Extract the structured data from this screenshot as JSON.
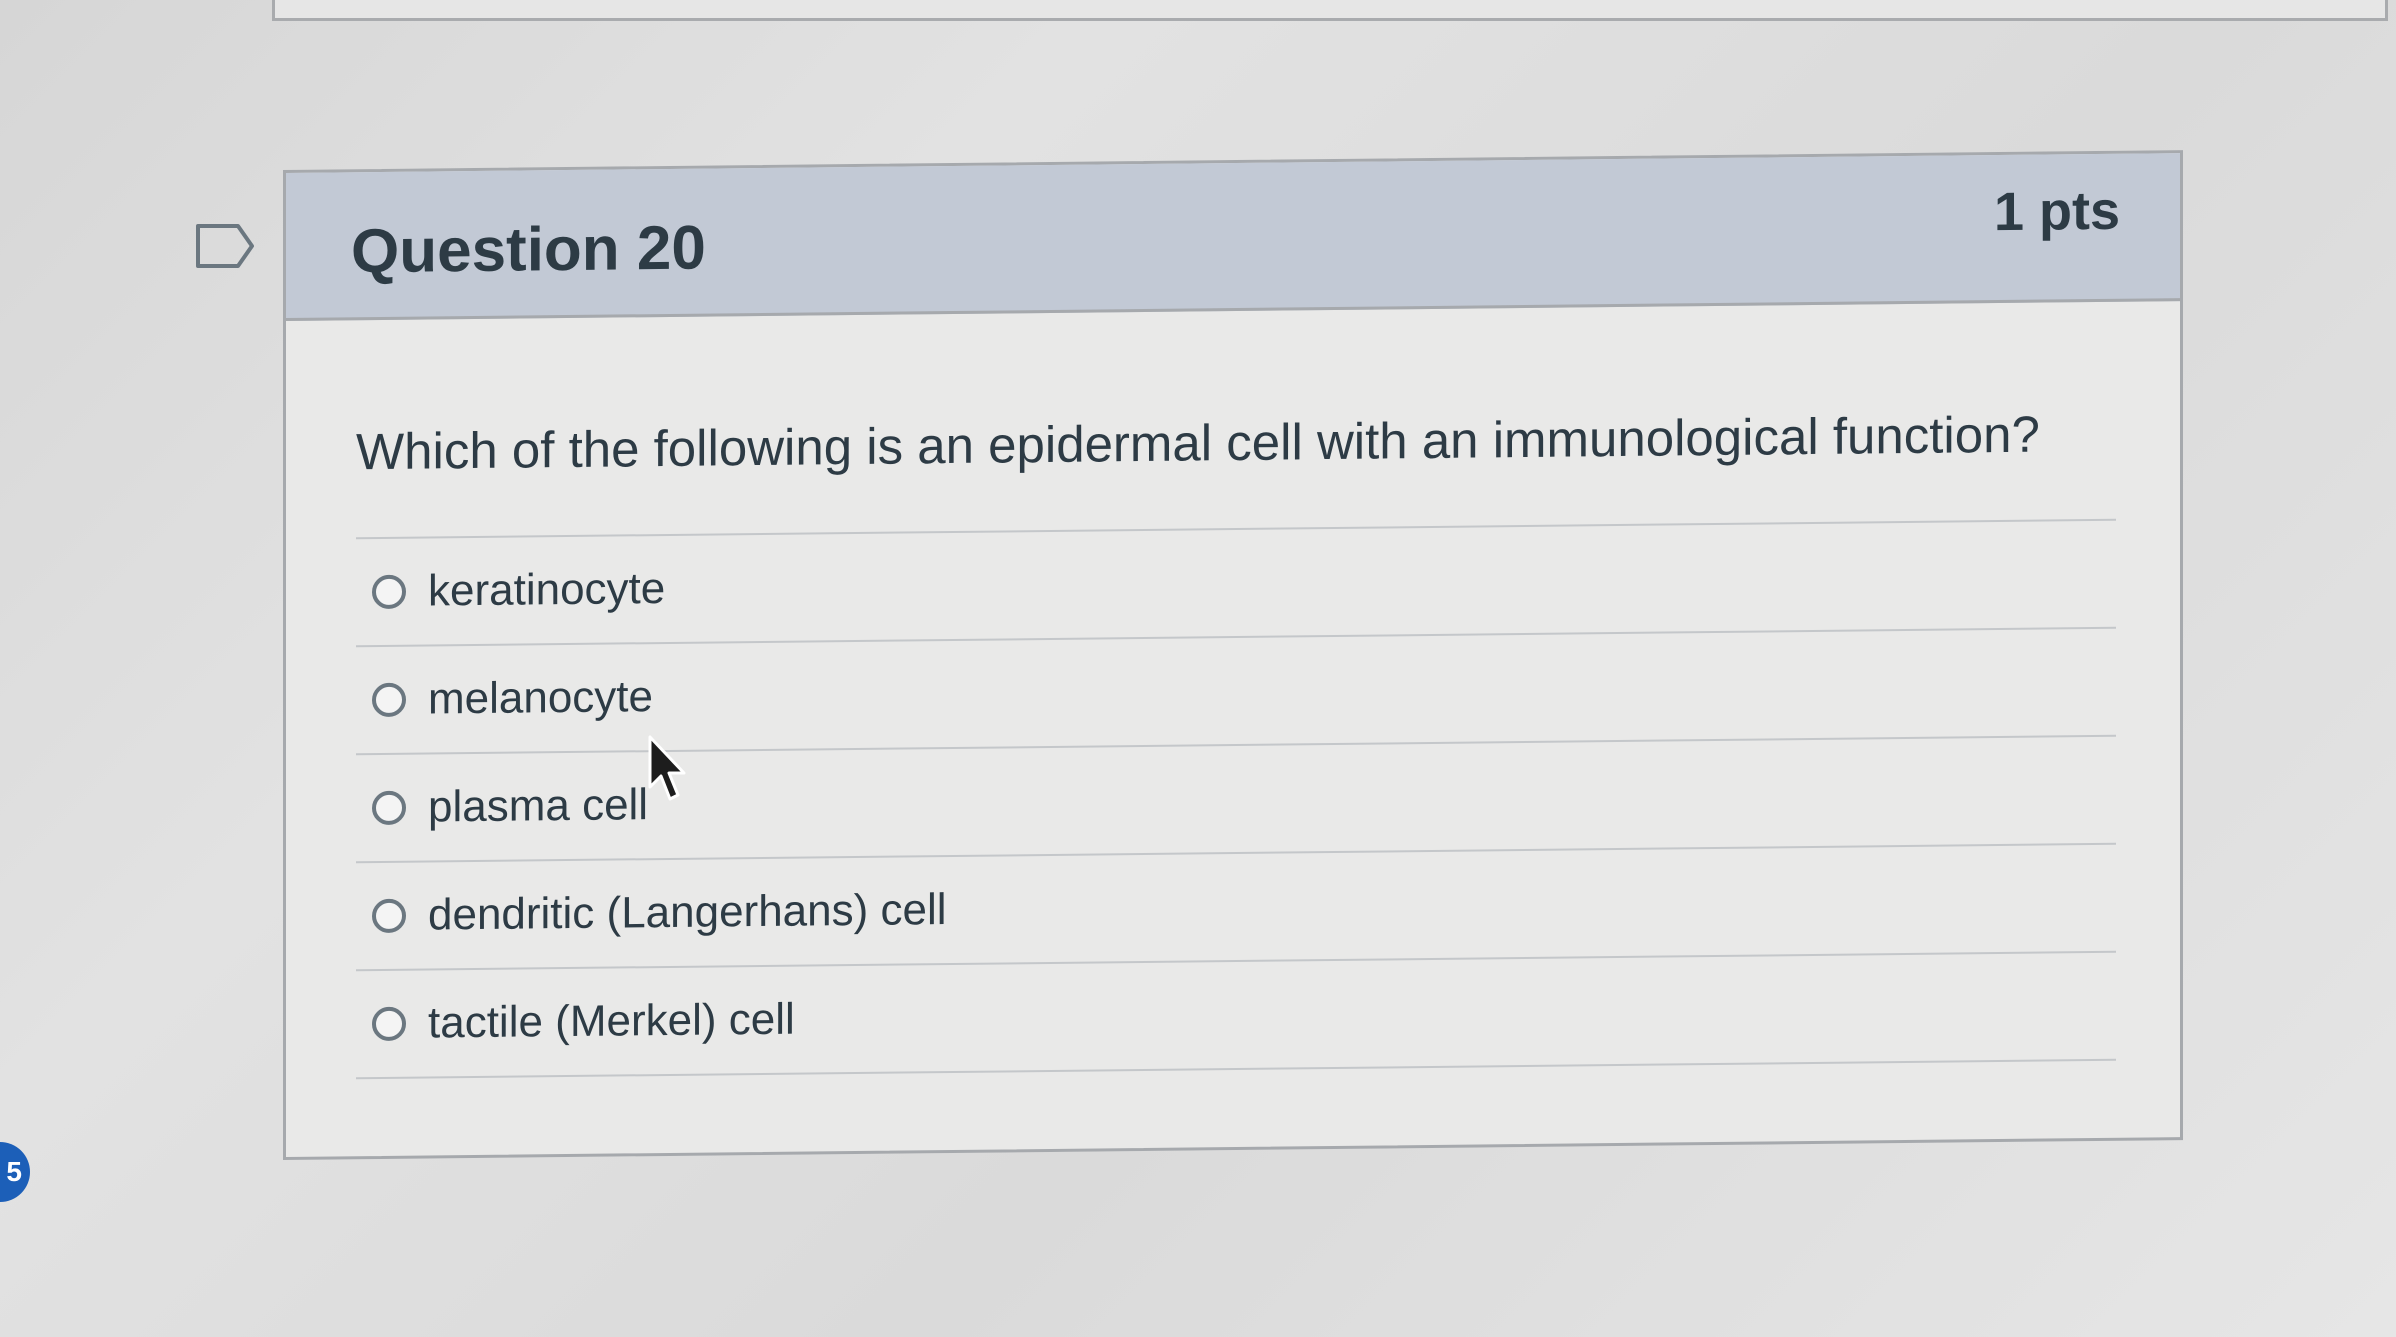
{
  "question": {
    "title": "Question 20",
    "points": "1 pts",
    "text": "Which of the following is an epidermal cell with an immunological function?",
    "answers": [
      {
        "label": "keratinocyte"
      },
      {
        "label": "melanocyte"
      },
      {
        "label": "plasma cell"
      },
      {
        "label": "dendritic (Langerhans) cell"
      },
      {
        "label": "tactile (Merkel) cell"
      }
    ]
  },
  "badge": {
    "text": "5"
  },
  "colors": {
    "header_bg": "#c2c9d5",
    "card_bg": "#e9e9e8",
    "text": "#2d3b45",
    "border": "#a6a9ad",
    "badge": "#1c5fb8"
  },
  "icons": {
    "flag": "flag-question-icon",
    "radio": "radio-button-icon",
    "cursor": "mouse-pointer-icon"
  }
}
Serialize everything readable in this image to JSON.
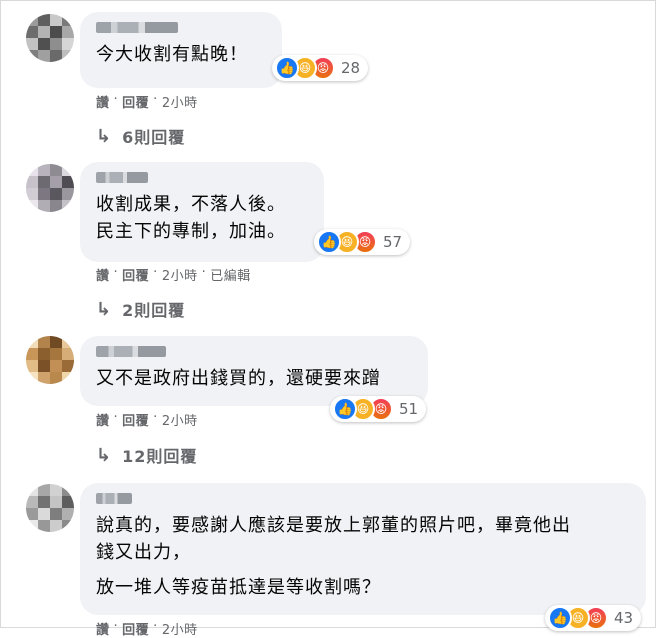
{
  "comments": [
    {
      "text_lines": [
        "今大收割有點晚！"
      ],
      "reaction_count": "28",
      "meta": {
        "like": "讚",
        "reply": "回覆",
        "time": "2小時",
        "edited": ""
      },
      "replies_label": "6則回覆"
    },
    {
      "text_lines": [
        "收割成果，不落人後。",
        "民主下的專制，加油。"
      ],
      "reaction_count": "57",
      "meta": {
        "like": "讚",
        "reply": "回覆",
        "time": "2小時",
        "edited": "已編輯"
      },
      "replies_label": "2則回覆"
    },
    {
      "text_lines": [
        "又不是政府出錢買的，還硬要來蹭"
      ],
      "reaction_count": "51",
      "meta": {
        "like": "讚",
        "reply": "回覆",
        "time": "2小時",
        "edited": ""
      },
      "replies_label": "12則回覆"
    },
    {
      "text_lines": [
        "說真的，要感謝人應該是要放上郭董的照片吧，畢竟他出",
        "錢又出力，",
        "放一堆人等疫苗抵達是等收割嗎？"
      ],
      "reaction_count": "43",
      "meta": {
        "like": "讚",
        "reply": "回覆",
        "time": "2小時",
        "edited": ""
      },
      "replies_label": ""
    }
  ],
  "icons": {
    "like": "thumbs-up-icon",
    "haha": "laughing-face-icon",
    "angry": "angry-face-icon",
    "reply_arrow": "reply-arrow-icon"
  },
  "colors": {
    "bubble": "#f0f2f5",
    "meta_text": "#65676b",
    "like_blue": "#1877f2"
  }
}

----------------

TASK PROMPT:
Retype the records exactly. Any image in them should not appear in what you write.

EXERCISE OUTPUT:
Extract the structured data from this screenshot as JSON.
{
  "question": {
    "title": "Question 20",
    "points": "1 pts",
    "text": "Which of the following is an epidermal cell with an immunological function?",
    "answers": [
      {
        "label": "keratinocyte"
      },
      {
        "label": "melanocyte"
      },
      {
        "label": "plasma cell"
      },
      {
        "label": "dendritic (Langerhans) cell"
      },
      {
        "label": "tactile (Merkel) cell"
      }
    ]
  },
  "badge": {
    "text": "5"
  },
  "colors": {
    "header_bg": "#c2c9d5",
    "card_bg": "#e9e9e8",
    "text": "#2d3b45",
    "border": "#a6a9ad",
    "badge": "#1c5fb8"
  },
  "icons": {
    "flag": "flag-question-icon",
    "radio": "radio-button-icon",
    "cursor": "mouse-pointer-icon"
  }
}
Serialize everything readable in this image to JSON.
{
  "comments": [
    {
      "text_lines": [
        "今大收割有點晚！"
      ],
      "reaction_count": "28",
      "meta": {
        "like": "讚",
        "reply": "回覆",
        "time": "2小時",
        "edited": ""
      },
      "replies_label": "6則回覆"
    },
    {
      "text_lines": [
        "收割成果，不落人後。",
        "民主下的專制，加油。"
      ],
      "reaction_count": "57",
      "meta": {
        "like": "讚",
        "reply": "回覆",
        "time": "2小時",
        "edited": "已編輯"
      },
      "replies_label": "2則回覆"
    },
    {
      "text_lines": [
        "又不是政府出錢買的，還硬要來蹭"
      ],
      "reaction_count": "51",
      "meta": {
        "like": "讚",
        "reply": "回覆",
        "time": "2小時",
        "edited": ""
      },
      "replies_label": "12則回覆"
    },
    {
      "text_lines": [
        "說真的，要感謝人應該是要放上郭董的照片吧，畢竟他出",
        "錢又出力，",
        "放一堆人等疫苗抵達是等收割嗎？"
      ],
      "reaction_count": "43",
      "meta": {
        "like": "讚",
        "reply": "回覆",
        "time": "2小時",
        "edited": ""
      },
      "replies_label": ""
    }
  ],
  "icons": {
    "like": "thumbs-up-icon",
    "haha": "laughing-face-icon",
    "angry": "angry-face-icon",
    "reply_arrow": "reply-arrow-icon"
  },
  "colors": {
    "bubble": "#f0f2f5",
    "meta_text": "#65676b",
    "like_blue": "#1877f2"
  }
}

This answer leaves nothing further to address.